** start of Supplied information **

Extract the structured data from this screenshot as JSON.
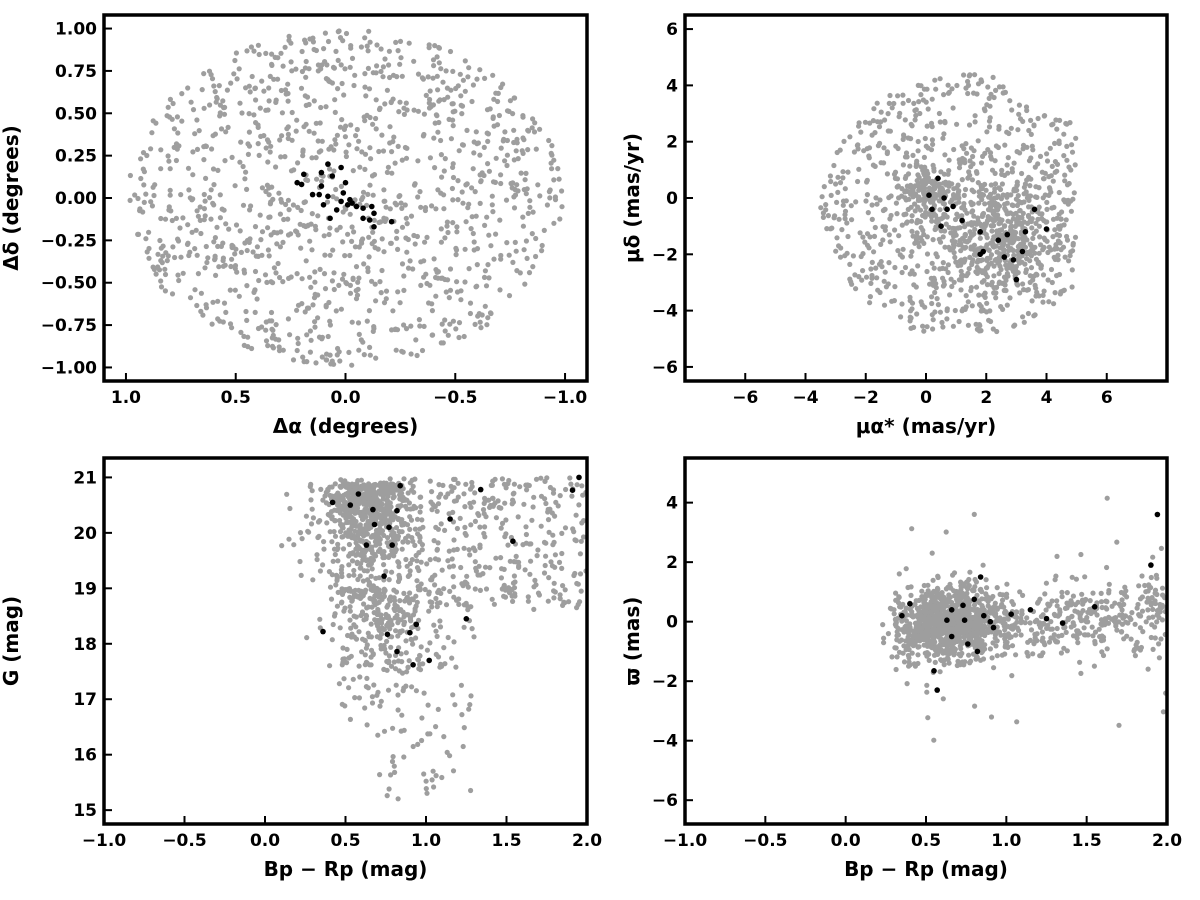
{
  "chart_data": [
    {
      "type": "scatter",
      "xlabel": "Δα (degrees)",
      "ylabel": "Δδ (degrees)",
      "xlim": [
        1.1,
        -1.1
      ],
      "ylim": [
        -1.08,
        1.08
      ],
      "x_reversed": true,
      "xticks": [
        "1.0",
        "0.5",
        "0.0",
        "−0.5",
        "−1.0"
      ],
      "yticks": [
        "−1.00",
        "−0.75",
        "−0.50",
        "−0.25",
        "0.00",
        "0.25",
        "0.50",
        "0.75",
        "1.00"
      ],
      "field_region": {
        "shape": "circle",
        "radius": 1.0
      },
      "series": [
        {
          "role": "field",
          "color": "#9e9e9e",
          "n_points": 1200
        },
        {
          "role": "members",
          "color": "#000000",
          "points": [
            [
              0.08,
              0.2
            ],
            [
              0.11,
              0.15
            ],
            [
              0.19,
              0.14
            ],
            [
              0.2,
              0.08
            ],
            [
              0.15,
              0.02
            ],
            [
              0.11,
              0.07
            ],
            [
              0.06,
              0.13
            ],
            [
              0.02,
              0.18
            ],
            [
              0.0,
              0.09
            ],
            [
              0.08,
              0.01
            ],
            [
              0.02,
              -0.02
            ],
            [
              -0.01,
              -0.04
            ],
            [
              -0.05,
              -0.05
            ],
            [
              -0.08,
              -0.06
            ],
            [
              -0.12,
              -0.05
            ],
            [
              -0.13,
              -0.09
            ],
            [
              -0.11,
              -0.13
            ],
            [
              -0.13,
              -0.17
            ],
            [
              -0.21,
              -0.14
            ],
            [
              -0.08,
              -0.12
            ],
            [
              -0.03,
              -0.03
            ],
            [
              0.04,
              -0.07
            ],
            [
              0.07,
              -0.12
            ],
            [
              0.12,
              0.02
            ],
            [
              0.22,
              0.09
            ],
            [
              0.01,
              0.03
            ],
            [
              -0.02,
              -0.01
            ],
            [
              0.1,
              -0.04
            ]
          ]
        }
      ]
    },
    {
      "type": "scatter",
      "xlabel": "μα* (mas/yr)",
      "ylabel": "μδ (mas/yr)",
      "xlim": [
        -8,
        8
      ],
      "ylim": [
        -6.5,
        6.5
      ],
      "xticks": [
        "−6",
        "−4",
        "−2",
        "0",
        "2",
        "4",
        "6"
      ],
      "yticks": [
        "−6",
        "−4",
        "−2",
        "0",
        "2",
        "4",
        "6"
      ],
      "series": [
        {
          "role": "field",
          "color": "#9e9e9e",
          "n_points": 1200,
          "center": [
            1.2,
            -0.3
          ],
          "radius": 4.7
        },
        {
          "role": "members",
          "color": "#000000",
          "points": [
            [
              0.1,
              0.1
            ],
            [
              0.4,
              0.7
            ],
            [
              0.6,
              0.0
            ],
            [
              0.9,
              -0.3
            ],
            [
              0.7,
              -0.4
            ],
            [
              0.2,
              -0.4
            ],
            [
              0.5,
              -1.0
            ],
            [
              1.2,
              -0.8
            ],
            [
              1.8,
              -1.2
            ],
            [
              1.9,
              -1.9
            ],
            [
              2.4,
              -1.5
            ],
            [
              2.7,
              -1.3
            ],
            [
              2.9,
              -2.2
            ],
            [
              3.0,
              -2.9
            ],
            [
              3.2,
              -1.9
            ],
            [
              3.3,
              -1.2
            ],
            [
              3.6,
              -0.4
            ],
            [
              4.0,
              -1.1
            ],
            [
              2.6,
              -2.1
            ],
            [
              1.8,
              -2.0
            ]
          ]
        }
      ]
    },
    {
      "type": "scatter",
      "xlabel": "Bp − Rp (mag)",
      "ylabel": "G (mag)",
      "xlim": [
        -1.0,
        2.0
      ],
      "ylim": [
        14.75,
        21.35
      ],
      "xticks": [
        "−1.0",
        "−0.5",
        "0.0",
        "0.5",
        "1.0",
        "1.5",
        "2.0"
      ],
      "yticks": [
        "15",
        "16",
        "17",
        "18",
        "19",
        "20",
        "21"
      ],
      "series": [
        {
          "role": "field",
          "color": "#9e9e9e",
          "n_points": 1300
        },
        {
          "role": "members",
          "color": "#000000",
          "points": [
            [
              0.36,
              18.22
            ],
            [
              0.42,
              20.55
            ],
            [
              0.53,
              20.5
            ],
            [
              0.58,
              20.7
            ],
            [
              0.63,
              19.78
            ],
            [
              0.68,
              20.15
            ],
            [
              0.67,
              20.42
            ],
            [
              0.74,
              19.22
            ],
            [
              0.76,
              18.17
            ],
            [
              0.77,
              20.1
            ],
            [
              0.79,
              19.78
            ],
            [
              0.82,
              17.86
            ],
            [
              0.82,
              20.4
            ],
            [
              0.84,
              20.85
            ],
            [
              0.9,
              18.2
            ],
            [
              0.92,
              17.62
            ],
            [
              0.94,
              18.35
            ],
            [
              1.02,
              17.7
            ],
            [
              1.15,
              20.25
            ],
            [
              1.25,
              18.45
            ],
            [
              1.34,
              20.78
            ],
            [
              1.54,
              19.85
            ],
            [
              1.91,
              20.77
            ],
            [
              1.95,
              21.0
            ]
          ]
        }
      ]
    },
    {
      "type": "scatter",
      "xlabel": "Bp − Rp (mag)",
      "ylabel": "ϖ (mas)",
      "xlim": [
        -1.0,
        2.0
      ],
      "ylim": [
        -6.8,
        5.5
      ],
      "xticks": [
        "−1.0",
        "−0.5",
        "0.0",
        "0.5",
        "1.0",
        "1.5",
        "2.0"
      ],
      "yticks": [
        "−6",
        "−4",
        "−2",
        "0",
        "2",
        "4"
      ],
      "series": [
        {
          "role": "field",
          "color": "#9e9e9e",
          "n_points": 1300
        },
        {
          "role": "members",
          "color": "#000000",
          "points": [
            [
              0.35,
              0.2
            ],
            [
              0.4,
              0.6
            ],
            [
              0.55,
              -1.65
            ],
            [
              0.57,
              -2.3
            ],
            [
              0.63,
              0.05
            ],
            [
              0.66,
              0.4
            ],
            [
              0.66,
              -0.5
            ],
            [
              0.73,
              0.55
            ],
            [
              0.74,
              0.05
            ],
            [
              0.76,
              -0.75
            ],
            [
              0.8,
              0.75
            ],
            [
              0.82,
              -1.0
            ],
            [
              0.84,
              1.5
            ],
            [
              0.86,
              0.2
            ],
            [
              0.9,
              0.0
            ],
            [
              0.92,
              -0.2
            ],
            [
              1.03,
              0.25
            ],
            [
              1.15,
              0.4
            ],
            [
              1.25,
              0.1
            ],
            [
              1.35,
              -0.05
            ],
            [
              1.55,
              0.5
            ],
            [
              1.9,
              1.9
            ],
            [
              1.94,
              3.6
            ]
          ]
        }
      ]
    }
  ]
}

** end of Supplied information **
** start of Supplied information **

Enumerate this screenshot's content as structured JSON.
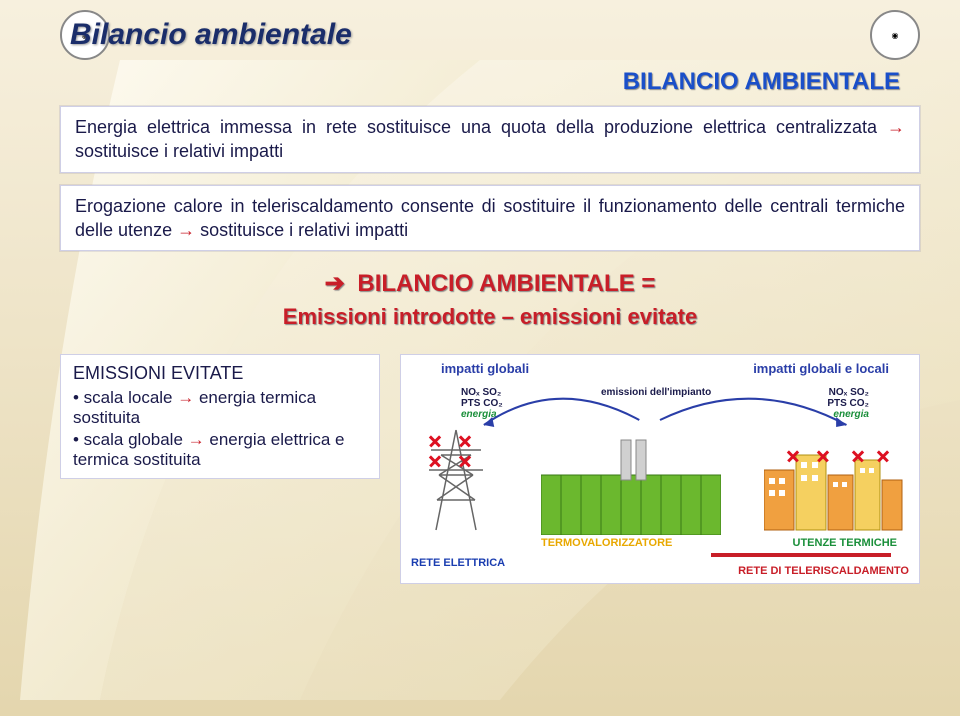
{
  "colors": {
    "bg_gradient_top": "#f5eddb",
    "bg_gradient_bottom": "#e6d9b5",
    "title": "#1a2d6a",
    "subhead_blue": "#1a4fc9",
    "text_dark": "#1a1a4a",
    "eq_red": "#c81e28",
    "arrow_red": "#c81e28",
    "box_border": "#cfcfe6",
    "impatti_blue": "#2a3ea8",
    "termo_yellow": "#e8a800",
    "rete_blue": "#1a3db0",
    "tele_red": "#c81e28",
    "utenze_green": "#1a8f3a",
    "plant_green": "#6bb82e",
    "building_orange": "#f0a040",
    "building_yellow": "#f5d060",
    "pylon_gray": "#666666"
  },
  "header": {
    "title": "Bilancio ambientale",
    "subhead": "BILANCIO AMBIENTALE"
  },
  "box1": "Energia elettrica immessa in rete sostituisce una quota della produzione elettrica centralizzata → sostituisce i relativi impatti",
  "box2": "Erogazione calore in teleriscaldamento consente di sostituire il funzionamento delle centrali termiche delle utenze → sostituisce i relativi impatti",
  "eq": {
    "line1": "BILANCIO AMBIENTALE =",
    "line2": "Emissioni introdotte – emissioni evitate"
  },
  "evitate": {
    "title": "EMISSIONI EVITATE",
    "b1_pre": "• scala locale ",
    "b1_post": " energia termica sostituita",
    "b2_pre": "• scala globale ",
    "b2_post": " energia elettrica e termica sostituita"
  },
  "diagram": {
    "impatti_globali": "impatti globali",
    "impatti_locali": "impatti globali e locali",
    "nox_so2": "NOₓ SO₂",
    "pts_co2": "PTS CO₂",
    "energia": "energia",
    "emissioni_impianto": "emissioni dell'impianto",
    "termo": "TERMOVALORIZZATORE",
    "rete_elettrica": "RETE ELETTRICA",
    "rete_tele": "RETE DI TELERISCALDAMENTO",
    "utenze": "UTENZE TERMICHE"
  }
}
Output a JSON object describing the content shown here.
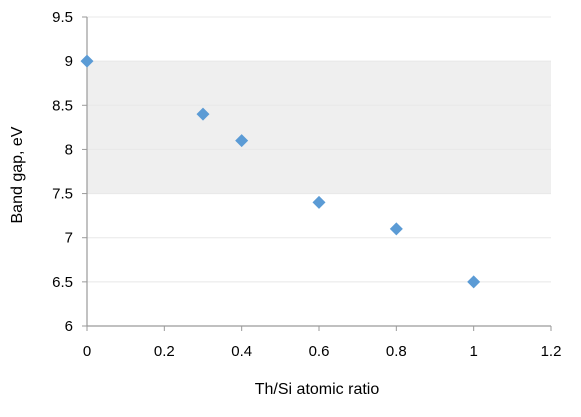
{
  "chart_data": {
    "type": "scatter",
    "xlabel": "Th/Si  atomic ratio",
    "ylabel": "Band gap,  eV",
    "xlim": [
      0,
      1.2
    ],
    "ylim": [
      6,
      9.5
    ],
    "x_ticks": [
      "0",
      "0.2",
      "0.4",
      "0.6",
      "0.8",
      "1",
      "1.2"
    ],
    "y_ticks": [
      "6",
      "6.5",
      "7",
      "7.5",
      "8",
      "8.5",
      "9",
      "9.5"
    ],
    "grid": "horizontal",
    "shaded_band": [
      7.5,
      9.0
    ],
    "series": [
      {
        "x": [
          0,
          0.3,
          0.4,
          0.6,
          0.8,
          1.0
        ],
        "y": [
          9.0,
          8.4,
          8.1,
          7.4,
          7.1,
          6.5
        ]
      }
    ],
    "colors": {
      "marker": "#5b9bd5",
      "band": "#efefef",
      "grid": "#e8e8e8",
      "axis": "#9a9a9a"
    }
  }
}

** end of Supplied information **
** start of Supplied information **

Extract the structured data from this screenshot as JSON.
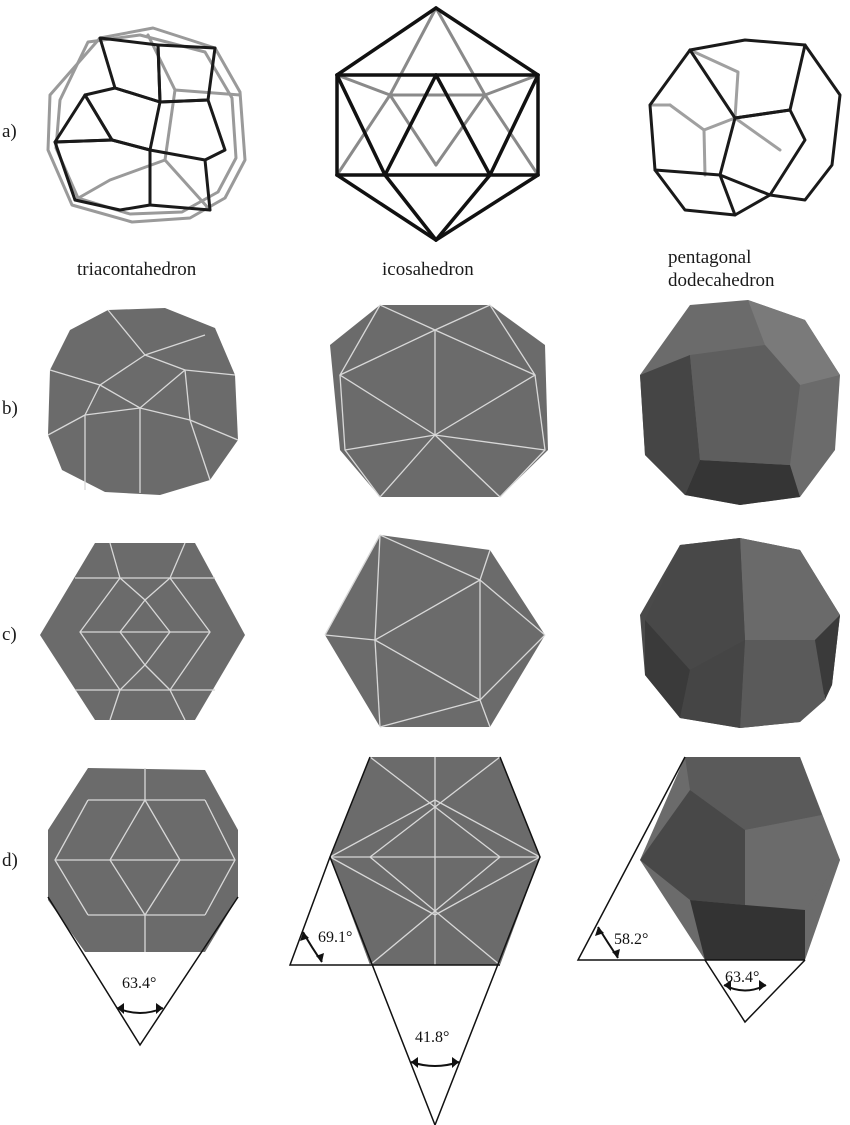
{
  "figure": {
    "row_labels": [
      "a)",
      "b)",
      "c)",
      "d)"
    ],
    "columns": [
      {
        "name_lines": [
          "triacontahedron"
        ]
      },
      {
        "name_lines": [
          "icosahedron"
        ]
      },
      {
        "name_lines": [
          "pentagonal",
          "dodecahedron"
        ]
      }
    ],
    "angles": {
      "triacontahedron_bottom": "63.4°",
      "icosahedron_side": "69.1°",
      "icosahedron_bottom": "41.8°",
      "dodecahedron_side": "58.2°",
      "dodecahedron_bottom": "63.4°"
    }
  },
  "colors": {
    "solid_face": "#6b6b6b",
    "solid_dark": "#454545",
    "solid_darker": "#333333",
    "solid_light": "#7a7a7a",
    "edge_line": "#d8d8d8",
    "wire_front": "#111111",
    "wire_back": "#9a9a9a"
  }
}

** end of Supplied information **

__Aim__:
List all lines in the material containing the string "ylabel".

__Expected output__:
      "ylabel": "Δδ (degrees)",
      "ylabel": "μδ (mas/yr)",
      "ylabel": "G (mag)",
      "ylabel": "ϖ (mas)",
    "ylabel": "Band gap,  eV",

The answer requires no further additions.